- Directions for this task
Pick out the lines below that include the string "ресурс".

Stored records
+++
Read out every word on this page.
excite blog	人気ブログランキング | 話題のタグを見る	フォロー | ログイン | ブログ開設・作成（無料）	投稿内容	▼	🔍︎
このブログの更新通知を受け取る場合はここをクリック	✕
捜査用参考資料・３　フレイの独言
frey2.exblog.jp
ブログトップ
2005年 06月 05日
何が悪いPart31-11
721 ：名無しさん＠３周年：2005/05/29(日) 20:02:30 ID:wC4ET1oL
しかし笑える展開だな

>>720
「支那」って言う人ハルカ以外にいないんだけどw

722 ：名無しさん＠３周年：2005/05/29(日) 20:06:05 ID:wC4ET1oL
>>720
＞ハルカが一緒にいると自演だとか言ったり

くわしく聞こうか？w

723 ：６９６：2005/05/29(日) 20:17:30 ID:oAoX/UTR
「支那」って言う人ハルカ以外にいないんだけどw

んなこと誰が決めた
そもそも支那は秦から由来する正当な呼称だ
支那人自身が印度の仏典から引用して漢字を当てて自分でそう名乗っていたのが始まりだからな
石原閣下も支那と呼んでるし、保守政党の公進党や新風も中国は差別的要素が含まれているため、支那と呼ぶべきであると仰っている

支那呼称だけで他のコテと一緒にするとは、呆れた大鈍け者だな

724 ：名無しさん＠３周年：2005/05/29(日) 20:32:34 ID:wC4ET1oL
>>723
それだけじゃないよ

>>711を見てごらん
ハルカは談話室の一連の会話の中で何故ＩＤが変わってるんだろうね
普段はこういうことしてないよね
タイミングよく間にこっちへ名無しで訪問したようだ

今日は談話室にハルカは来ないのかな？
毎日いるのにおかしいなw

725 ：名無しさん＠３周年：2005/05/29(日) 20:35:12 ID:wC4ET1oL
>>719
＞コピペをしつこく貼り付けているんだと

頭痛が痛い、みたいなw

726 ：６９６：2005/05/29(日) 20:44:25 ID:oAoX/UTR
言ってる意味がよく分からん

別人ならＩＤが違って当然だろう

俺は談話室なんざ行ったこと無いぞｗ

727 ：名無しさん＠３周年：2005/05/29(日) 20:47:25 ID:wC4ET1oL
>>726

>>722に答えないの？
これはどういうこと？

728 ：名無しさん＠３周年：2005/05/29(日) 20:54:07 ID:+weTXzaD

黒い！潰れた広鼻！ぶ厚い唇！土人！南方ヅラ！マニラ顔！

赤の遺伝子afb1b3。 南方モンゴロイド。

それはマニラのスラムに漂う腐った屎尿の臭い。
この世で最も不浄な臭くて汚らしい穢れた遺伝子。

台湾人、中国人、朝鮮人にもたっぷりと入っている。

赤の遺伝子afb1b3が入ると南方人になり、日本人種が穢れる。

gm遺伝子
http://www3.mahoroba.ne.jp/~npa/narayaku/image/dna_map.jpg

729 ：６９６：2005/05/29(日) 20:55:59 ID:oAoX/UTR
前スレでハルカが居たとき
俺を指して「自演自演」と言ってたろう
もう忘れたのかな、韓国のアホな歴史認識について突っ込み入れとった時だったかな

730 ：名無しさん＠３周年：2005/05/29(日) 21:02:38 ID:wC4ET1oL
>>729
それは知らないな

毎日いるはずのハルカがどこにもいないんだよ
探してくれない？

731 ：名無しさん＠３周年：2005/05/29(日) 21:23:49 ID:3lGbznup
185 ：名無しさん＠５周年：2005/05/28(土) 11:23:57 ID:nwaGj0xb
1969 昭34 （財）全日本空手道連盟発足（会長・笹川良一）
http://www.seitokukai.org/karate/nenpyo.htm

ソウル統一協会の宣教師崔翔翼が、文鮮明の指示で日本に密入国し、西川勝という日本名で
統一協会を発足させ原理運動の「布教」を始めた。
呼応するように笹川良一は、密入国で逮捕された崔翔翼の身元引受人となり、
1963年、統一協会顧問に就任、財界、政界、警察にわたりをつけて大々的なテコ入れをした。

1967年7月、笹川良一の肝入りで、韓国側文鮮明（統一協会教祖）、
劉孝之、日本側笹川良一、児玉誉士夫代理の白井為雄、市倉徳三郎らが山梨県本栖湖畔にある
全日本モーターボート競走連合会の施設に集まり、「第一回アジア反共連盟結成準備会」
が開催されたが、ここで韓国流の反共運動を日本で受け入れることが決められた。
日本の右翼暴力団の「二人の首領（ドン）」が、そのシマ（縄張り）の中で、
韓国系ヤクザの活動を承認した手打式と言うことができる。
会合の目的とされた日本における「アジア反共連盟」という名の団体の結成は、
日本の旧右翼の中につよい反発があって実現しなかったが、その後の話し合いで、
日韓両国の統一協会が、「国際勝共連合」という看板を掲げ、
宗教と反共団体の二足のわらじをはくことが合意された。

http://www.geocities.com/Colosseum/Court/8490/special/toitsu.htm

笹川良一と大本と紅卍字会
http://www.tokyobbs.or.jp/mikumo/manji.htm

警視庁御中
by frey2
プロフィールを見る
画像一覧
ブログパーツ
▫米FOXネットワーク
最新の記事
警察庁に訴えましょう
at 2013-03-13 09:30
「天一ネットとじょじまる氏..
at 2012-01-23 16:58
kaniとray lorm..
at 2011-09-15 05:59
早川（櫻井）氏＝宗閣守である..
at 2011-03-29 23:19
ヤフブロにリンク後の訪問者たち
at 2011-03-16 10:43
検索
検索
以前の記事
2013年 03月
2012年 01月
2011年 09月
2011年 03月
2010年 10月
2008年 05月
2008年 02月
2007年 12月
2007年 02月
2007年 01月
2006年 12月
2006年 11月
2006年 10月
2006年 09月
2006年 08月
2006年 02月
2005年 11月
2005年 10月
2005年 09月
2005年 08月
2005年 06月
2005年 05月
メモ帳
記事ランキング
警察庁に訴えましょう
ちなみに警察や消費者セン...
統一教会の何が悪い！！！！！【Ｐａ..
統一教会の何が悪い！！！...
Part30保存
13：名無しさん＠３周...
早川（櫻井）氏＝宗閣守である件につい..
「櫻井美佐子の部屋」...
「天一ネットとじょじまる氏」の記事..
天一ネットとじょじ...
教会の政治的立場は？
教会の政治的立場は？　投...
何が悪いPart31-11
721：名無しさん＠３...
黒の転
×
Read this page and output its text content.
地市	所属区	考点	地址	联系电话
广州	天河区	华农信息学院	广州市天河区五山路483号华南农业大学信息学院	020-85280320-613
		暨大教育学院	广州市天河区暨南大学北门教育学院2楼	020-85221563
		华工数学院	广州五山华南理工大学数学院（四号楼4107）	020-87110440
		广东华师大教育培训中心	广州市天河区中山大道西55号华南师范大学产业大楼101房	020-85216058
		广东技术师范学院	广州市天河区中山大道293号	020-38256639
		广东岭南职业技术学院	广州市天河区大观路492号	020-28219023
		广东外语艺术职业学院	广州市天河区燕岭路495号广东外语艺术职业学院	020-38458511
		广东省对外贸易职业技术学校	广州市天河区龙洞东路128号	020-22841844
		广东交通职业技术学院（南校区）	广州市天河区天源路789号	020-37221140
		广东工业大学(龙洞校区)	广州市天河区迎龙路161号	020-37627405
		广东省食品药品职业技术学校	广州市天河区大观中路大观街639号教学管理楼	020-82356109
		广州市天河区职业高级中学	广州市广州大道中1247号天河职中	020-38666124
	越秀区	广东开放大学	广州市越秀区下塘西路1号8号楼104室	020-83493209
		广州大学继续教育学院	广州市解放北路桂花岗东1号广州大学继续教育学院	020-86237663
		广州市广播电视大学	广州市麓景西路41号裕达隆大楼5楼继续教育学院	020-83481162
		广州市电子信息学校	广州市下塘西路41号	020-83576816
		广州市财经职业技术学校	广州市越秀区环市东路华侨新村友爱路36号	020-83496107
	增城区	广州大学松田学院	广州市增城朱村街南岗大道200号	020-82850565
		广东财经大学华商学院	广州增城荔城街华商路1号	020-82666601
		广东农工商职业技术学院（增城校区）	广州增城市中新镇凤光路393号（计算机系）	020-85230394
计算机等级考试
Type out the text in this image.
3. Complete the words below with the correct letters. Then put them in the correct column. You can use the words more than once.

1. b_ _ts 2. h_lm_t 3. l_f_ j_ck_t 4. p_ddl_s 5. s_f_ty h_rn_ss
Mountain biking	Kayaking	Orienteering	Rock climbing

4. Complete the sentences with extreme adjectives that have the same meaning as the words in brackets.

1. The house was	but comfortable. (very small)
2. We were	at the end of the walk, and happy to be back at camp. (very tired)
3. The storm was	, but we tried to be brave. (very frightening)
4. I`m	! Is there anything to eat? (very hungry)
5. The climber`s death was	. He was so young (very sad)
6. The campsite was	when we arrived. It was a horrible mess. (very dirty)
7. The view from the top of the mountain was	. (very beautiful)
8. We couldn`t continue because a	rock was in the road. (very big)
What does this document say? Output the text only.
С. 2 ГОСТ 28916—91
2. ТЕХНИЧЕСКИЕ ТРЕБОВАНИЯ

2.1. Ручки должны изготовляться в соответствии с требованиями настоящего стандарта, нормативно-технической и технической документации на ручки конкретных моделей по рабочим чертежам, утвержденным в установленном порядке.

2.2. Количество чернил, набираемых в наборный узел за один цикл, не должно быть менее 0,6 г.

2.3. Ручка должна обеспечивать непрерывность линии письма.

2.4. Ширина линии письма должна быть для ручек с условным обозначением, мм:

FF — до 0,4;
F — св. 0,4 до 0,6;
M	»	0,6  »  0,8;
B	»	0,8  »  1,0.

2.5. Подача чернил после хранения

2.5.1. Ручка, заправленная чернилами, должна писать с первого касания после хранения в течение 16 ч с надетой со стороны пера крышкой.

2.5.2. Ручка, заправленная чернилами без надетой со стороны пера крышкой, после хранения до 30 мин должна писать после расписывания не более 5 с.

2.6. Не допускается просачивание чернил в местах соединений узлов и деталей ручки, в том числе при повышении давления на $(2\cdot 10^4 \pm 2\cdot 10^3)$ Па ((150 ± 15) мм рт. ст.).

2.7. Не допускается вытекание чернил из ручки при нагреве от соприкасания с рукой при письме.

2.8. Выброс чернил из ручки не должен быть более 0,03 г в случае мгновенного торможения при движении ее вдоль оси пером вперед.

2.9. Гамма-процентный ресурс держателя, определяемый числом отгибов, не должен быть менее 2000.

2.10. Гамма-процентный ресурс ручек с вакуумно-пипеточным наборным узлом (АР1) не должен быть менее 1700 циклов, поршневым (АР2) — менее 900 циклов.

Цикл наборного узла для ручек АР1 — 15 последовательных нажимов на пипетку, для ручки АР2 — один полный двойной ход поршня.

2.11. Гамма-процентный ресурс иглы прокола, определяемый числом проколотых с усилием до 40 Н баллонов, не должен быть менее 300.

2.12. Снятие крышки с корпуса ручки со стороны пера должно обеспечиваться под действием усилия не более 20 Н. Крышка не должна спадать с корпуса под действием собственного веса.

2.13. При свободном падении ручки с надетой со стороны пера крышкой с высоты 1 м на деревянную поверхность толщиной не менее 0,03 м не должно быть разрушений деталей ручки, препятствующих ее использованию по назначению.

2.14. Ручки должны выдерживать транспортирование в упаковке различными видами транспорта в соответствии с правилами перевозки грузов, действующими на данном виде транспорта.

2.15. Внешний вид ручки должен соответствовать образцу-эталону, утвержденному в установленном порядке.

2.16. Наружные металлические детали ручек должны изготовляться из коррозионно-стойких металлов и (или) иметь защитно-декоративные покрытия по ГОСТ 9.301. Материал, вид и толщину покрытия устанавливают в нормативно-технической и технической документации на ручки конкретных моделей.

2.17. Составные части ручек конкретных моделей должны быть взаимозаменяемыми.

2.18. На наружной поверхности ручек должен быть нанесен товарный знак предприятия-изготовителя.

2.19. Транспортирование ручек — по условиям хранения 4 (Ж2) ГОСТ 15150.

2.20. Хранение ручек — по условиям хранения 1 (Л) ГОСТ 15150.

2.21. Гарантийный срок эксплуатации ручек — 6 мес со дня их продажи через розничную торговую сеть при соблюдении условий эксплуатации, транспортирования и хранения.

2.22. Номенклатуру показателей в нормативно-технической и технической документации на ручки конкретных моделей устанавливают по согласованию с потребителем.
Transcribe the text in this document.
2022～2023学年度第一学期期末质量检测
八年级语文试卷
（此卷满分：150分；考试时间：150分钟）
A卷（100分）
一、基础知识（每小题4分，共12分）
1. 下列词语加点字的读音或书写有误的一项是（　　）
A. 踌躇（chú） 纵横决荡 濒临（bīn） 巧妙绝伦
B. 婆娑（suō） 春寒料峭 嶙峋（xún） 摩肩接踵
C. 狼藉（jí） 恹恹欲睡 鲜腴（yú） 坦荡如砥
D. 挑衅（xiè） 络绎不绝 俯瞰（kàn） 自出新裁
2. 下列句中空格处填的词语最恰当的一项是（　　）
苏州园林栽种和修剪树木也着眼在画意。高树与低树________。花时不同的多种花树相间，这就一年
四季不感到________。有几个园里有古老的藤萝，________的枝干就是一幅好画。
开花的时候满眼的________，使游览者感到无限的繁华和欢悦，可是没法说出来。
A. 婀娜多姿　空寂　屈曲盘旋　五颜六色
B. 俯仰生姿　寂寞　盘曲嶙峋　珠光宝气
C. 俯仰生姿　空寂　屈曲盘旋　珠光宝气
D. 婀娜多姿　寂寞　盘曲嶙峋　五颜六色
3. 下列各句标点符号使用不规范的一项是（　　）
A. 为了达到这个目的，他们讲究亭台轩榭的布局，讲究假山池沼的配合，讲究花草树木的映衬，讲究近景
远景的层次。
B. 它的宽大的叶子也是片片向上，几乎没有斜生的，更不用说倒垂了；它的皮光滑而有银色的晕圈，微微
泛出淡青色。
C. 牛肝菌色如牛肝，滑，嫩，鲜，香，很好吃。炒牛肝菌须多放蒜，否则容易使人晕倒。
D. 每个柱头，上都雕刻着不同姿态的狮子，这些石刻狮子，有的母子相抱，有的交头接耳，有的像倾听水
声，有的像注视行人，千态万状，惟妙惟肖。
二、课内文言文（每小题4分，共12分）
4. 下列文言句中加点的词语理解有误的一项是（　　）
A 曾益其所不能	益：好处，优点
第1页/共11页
+++
- Result below
2.9. Гамма-процентный ресурс держателя, определяемый числом отгибов, не должен быть менее 2000.
2.10. Гамма-процентный ресурс ручек с вакуумно-пипеточным наборным узлом (АР1) не должен быть менее 1700 циклов, поршневым (АР2) — менее 900 циклов.
2.11. Гамма-процентный ресурс иглы прокола, определяемый числом проколотых с усилием до 40 Н баллонов, не должен быть менее 300.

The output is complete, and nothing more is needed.